Aim of the task:
Review the listing and copy each line that holds the word "this".

Exercise data:

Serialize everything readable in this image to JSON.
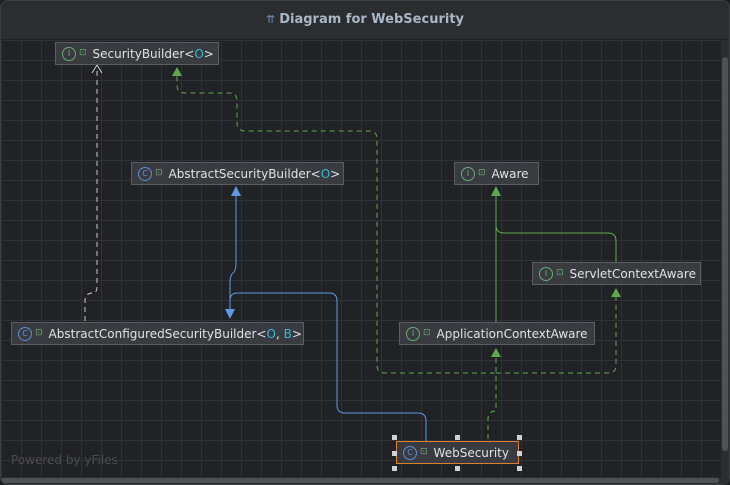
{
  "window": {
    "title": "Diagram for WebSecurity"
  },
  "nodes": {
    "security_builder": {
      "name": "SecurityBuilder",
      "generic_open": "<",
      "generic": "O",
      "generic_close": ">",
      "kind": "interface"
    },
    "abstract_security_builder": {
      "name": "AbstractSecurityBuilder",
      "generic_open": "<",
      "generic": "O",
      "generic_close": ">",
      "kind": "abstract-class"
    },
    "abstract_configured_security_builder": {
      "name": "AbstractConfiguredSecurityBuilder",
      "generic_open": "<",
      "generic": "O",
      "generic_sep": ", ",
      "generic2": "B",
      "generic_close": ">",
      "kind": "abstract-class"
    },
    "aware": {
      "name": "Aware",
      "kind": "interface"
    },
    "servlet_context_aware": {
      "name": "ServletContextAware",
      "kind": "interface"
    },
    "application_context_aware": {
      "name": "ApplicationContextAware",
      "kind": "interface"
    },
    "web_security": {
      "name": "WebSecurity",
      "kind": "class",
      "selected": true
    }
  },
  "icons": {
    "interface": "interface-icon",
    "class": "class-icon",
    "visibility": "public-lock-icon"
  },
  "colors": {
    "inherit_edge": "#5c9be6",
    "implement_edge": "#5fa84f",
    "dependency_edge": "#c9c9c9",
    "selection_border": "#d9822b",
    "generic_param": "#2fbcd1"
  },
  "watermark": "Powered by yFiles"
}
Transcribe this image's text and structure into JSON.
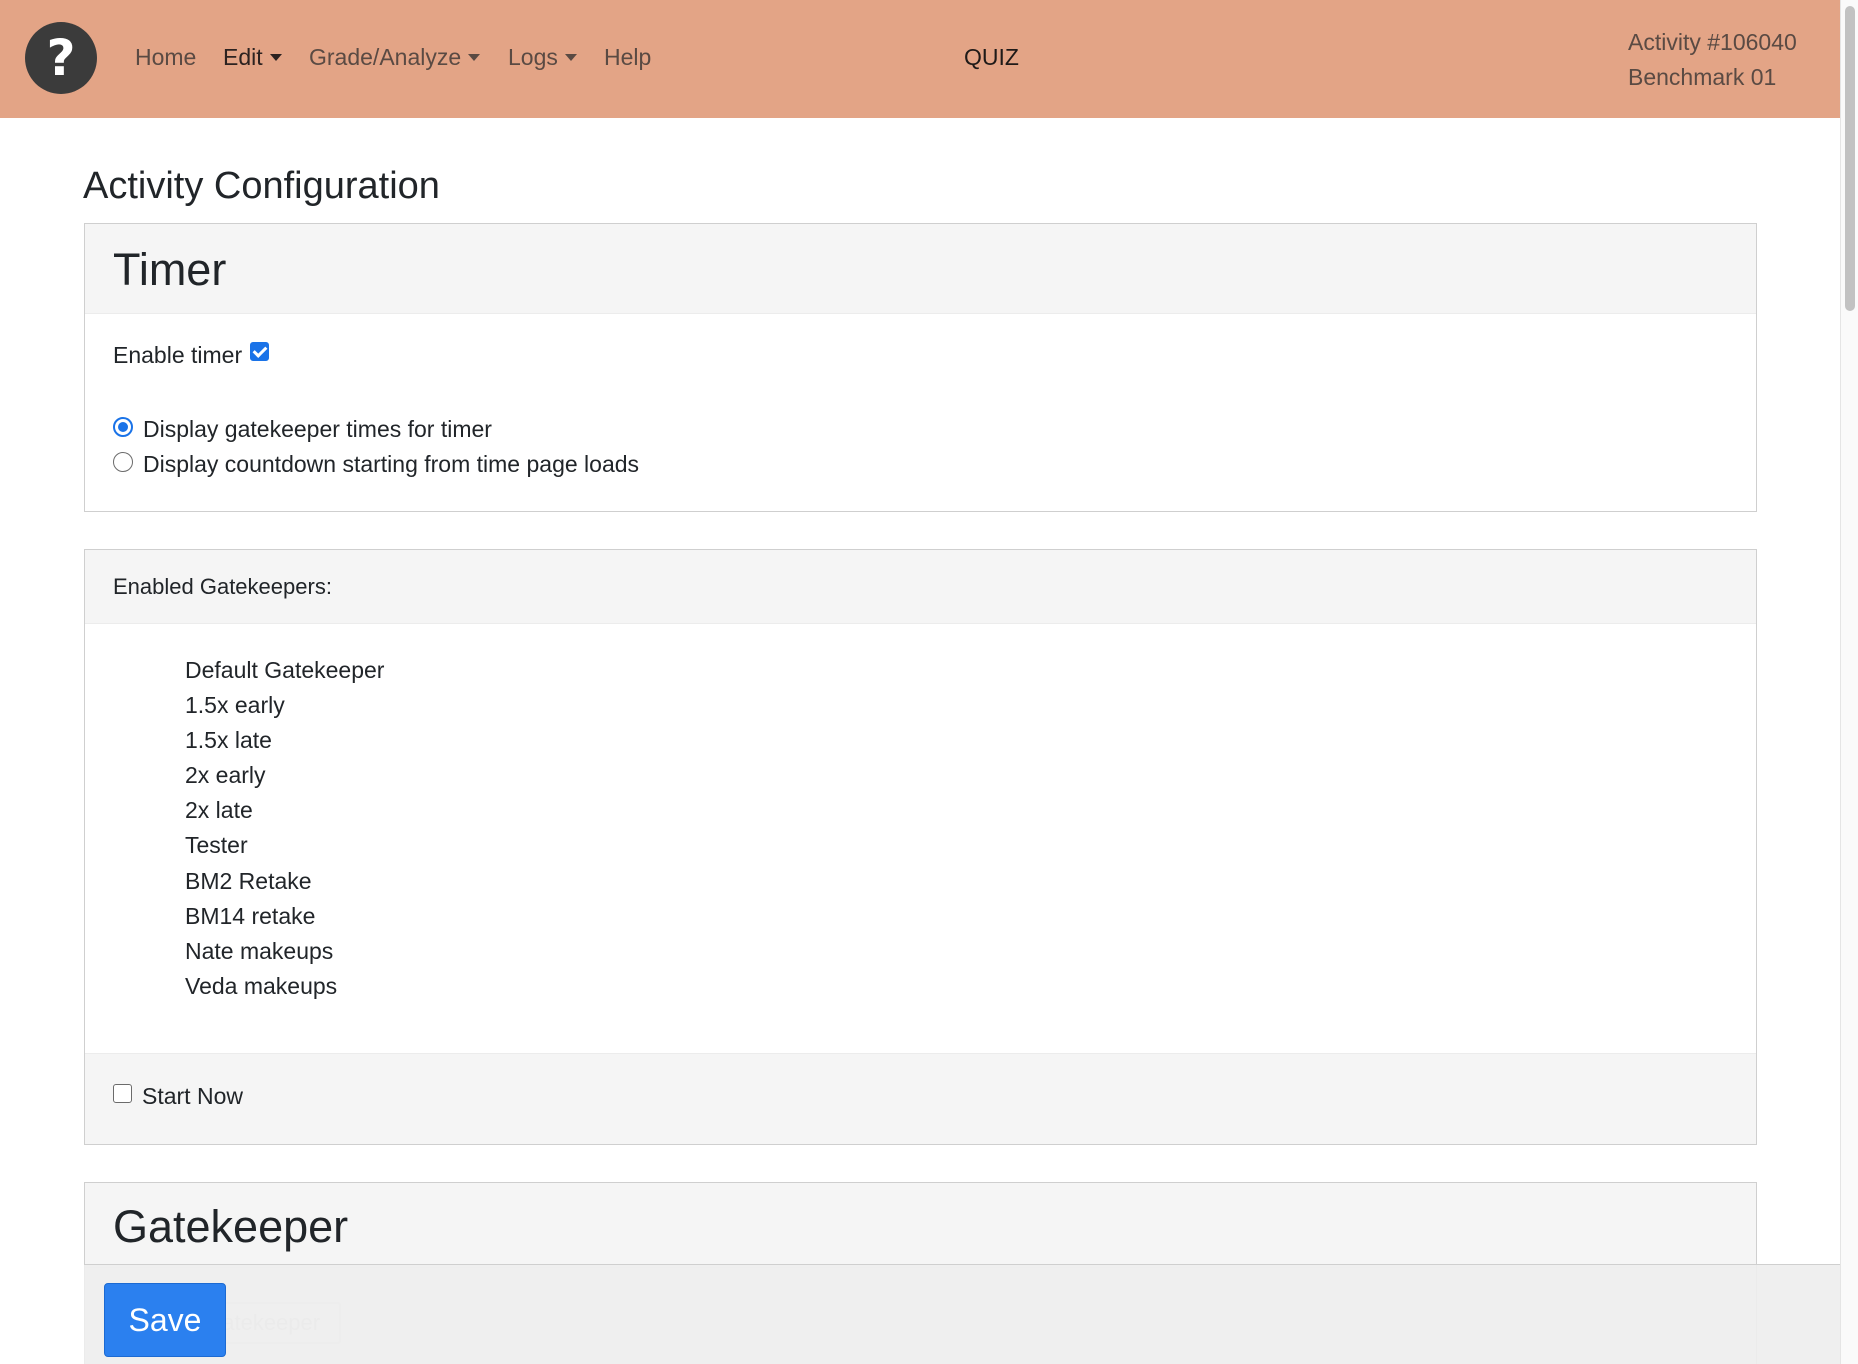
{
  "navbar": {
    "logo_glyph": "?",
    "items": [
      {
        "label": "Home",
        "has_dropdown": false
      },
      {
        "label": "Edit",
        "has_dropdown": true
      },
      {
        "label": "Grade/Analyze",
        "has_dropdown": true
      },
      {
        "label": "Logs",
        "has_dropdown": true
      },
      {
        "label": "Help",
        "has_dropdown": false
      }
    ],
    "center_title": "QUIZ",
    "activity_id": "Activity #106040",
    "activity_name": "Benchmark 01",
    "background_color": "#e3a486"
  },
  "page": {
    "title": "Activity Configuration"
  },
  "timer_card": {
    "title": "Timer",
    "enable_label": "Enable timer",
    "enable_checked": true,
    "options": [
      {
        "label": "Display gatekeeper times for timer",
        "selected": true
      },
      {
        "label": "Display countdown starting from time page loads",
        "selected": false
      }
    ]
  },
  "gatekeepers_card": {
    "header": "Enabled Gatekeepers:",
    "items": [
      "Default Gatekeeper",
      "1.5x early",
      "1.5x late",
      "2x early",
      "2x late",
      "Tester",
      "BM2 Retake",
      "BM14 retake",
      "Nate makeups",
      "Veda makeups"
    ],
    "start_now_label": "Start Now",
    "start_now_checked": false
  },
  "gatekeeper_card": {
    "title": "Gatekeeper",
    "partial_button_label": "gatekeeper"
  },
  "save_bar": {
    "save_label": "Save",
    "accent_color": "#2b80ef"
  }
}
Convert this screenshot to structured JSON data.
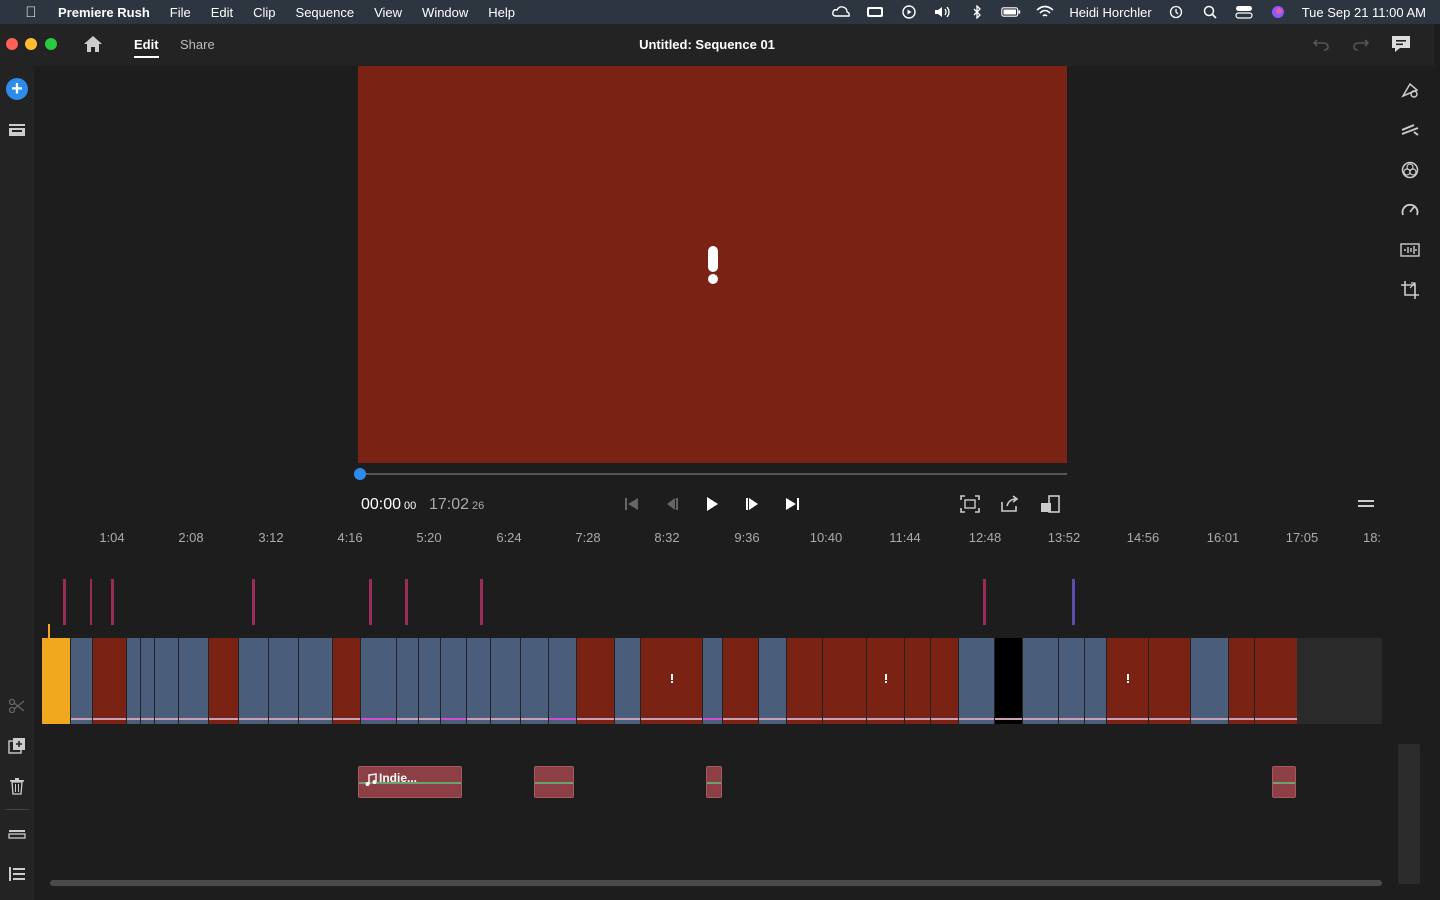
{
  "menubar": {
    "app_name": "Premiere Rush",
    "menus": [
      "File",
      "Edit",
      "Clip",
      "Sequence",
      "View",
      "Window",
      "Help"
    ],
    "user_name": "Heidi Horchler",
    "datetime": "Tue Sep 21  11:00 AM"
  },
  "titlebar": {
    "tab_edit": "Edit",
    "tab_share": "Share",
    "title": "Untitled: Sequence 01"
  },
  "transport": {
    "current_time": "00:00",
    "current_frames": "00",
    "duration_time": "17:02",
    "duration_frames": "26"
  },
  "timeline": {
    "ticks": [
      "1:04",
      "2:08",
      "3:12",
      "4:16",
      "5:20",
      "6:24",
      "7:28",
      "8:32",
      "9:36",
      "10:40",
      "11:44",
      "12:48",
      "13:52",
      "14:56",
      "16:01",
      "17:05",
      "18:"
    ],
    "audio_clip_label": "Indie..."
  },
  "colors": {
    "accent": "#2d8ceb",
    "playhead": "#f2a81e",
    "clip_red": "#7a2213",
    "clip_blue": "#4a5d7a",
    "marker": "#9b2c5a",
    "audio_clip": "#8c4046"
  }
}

Correct result:
Serialize everything readable in this image to JSON.
Transcribe this image's text and structure into JSON.
Convert this screenshot to structured JSON data.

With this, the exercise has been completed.